▸ **Exercise prompt**: Repeat every line exactly, keeping the pictures out of the copy.
----------
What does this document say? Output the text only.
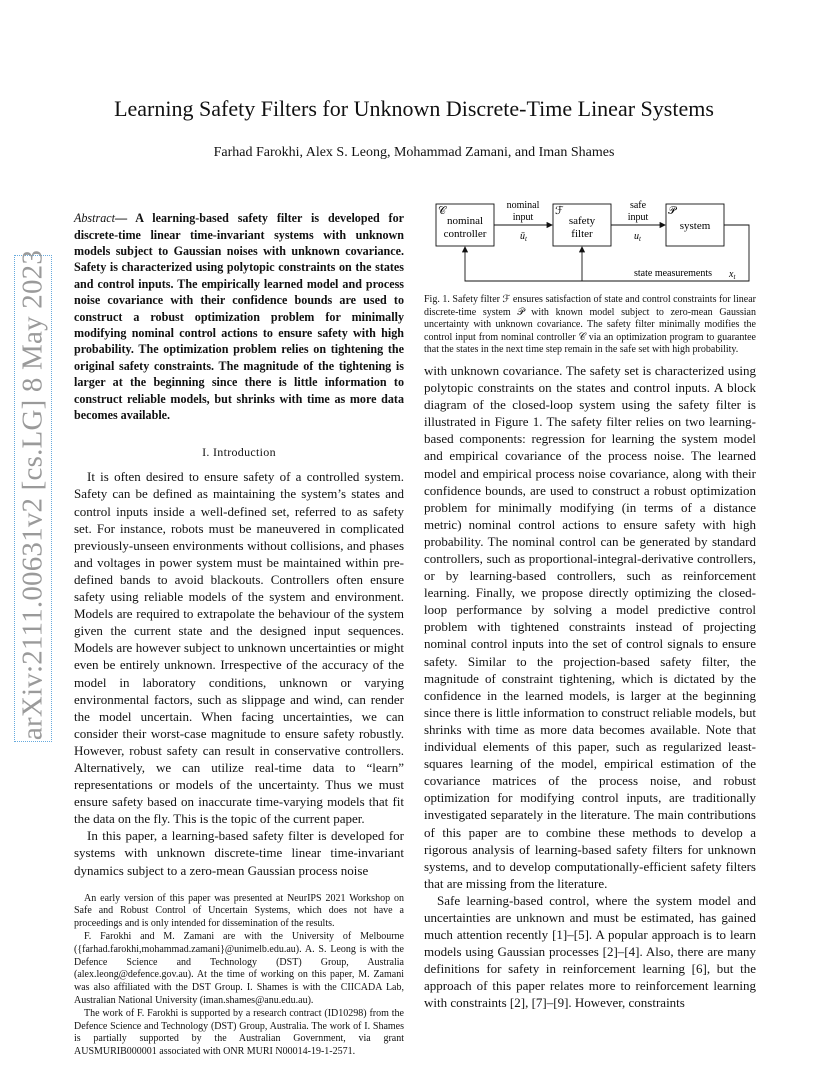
arXiv:2111.00631v2 [cs.LG] 8 May 2023
Learning Safety Filters for Unknown Discrete-Time Linear Systems
Farhad Farokhi, Alex S. Leong, Mohammad Zamani, and Iman Shames

Abstract— A learning-based safety filter is developed for discrete-time linear time-invariant systems with unknown models subject to Gaussian noises with unknown covariance. Safety is characterized using polytopic constraints on the states and control inputs. The empirically learned model and process noise covariance with their confidence bounds are used to construct a robust optimization problem for minimally modifying nominal control actions to ensure safety with high probability. The optimization problem relies on tightening the original safety constraints. The magnitude of the tightening is larger at the beginning since there is little information to construct reliable models, but shrinks with time as more data becomes available.

I. Introduction

It is often desired to ensure safety of a controlled system. Safety can be defined as maintaining the system’s states and control inputs inside a well-defined set, referred to as safety set. For instance, robots must be maneuvered in complicated previously-unseen environments without collisions, and phases and voltages in power system must be maintained within pre-defined bands to avoid blackouts. Controllers often ensure safety using reliable models of the system and environment. Models are required to extrapolate the behaviour of the system given the current state and the designed input sequences. Models are however subject to unknown uncertainties or might even be entirely unknown. Irrespective of the accuracy of the model in laboratory conditions, unknown or varying environmental factors, such as slippage and wind, can render the model uncertain. When facing uncertainties, we can consider their worst-case magnitude to ensure safety robustly. However, robust safety can result in conservative controllers. Alternatively, we can utilize real-time data to “learn” representations or models of the uncertainty. Thus we must ensure safety based on inaccurate time-varying models that fit the data on the fly. This is the topic of the current paper.

In this paper, a learning-based safety filter is developed for systems with unknown discrete-time linear time-invariant dynamics subject to a zero-mean Gaussian process noise

An early version of this paper was presented at NeurIPS 2021 Workshop on Safe and Robust Control of Uncertain Systems, which does not have a proceedings and is only intended for dissemination of the results.

F. Farokhi and M. Zamani are with the University of Melbourne ({farhad.farokhi,mohammad.zamani}@unimelb.edu.au). A. S. Leong is with the Defence Science and Technology (DST) Group, Australia (alex.leong@defence.gov.au). At the time of working on this paper, M. Zamani was also affiliated with the DST Group. I. Shames is with the CIICADA Lab, Australian National University (iman.shames@anu.edu.au).

The work of F. Farokhi is supported by a research contract (ID10298) from the Defence Science and Technology (DST) Group, Australia. The work of I. Shames is partially supported by the Australian Government, via grant AUSMURIB000001 associated with ONR MURI N00014-19-1-2571.

𝒞
nominal
controller
ℱ
safety
filter
𝒫
system
nominal
input
$ū_t$
safe
input
$u_t$
state measurements $x_t$

Fig. 1. Safety filter ℱ ensures satisfaction of state and control constraints for linear discrete-time system 𝒫 with known model subject to zero-mean Gaussian uncertainty with unknown covariance. The safety filter minimally modifies the control input from nominal controller 𝒞 via an optimization program to guarantee that the states in the next time step remain in the safe set with high probability.

with unknown covariance. The safety set is characterized using polytopic constraints on the states and control inputs. A block diagram of the closed-loop system using the safety filter is illustrated in Figure 1. The safety filter relies on two learning-based components: regression for learning the system model and empirical covariance of the process noise. The learned model and empirical process noise covariance, along with their confidence bounds, are used to construct a robust optimization problem for minimally modifying (in terms of a distance metric) nominal control actions to ensure safety with high probability. The nominal control can be generated by standard controllers, such as proportional-integral-derivative controllers, or by learning-based controllers, such as reinforcement learning. Finally, we propose directly optimizing the closed-loop performance by solving a model predictive control problem with tightened constraints instead of projecting nominal control inputs into the set of control signals to ensure safety. Similar to the projection-based safety filter, the magnitude of constraint tightening, which is dictated by the confidence in the learned models, is larger at the beginning since there is little information to construct reliable models, but shrinks with time as more data becomes available. Note that individual elements of this paper, such as regularized least-squares learning of the model, empirical estimation of the covariance matrices of the process noise, and robust optimization for modifying control inputs, are traditionally investigated separately in the literature. The main contributions of this paper are to combine these methods to develop a rigorous analysis of learning-based safety filters for unknown systems, and to develop computationally-efficient safety filters that are missing from the literature.

Safe learning-based control, where the system model and uncertainties are unknown and must be estimated, has gained much attention recently [1]–[5]. A popular approach is to learn models using Gaussian processes [2]–[4]. Also, there are many definitions for safety in reinforcement learning [6], but the approach of this paper relates more to reinforcement learning with constraints [2], [7]–[9]. However, constraints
----------
▸ **Written response**:
What does this document say? Output the text only.
arXiv:2111.00631v2 [cs.LG] 8 May 2023
Learning Safety Filters for Unknown Discrete-Time Linear Systems
Farhad Farokhi, Alex S. Leong, Mohammad Zamani, and Iman Shames

Abstract— A learning-based safety filter is developed for discrete-time linear time-invariant systems with unknown models subject to Gaussian noises with unknown covariance. Safety is characterized using polytopic constraints on the states and control inputs. The empirically learned model and process noise covariance with their confidence bounds are used to construct a robust optimization problem for minimally modifying nominal control actions to ensure safety with high probability. The optimization problem relies on tightening the original safety constraints. The magnitude of the tightening is larger at the beginning since there is little information to construct reliable models, but shrinks with time as more data becomes available.

I. Introduction

It is often desired to ensure safety of a controlled system. Safety can be defined as maintaining the system’s states and control inputs inside a well-defined set, referred to as safety set. For instance, robots must be maneuvered in complicated previously-unseen environments without collisions, and phases and voltages in power system must be maintained within pre-defined bands to avoid blackouts. Controllers often ensure safety using reliable models of the system and environment. Models are required to extrapolate the behaviour of the system given the current state and the designed input sequences. Models are however subject to unknown uncertainties or might even be entirely unknown. Irrespective of the accuracy of the model in laboratory conditions, unknown or varying environmental factors, such as slippage and wind, can render the model uncertain. When facing uncertainties, we can consider their worst-case magnitude to ensure safety robustly. However, robust safety can result in conservative controllers. Alternatively, we can utilize real-time data to “learn” representations or models of the uncertainty. Thus we must ensure safety based on inaccurate time-varying models that fit the data on the fly. This is the topic of the current paper.

In this paper, a learning-based safety filter is developed for systems with unknown discrete-time linear time-invariant dynamics subject to a zero-mean Gaussian process noise

An early version of this paper was presented at NeurIPS 2021 Workshop on Safe and Robust Control of Uncertain Systems, which does not have a proceedings and is only intended for dissemination of the results.

F. Farokhi and M. Zamani are with the University of Melbourne ({farhad.farokhi,mohammad.zamani}@unimelb.edu.au). A. S. Leong is with the Defence Science and Technology (DST) Group, Australia (alex.leong@defence.gov.au). At the time of working on this paper, M. Zamani was also affiliated with the DST Group. I. Shames is with the CIICADA Lab, Australian National University (iman.shames@anu.edu.au).

The work of F. Farokhi is supported by a research contract (ID10298) from the Defence Science and Technology (DST) Group, Australia. The work of I. Shames is partially supported by the Australian Government, via grant AUSMURIB000001 associated with ONR MURI N00014-19-1-2571.

𝒞
nominal
controller
ℱ
safety
filter
𝒫
system
nominal
input
$ū_t$
safe
input
$u_t$
state measurements $x_t$

Fig. 1. Safety filter ℱ ensures satisfaction of state and control constraints for linear discrete-time system 𝒫 with known model subject to zero-mean Gaussian uncertainty with unknown covariance. The safety filter minimally modifies the control input from nominal controller 𝒞 via an optimization program to guarantee that the states in the next time step remain in the safe set with high probability.

with unknown covariance. The safety set is characterized using polytopic constraints on the states and control inputs. A block diagram of the closed-loop system using the safety filter is illustrated in Figure 1. The safety filter relies on two learning-based components: regression for learning the system model and empirical covariance of the process noise. The learned model and empirical process noise covariance, along with their confidence bounds, are used to construct a robust optimization problem for minimally modifying (in terms of a distance metric) nominal control actions to ensure safety with high probability. The nominal control can be generated by standard controllers, such as proportional-integral-derivative controllers, or by learning-based controllers, such as reinforcement learning. Finally, we propose directly optimizing the closed-loop performance by solving a model predictive control problem with tightened constraints instead of projecting nominal control inputs into the set of control signals to ensure safety. Similar to the projection-based safety filter, the magnitude of constraint tightening, which is dictated by the confidence in the learned models, is larger at the beginning since there is little information to construct reliable models, but shrinks with time as more data becomes available. Note that individual elements of this paper, such as regularized least-squares learning of the model, empirical estimation of the covariance matrices of the process noise, and robust optimization for modifying control inputs, are traditionally investigated separately in the literature. The main contributions of this paper are to combine these methods to develop a rigorous analysis of learning-based safety filters for unknown systems, and to develop computationally-efficient safety filters that are missing from the literature.

Safe learning-based control, where the system model and uncertainties are unknown and must be estimated, has gained much attention recently [1]–[5]. A popular approach is to learn models using Gaussian processes [2]–[4]. Also, there are many definitions for safety in reinforcement learning [6], but the approach of this paper relates more to reinforcement learning with constraints [2], [7]–[9]. However, constraints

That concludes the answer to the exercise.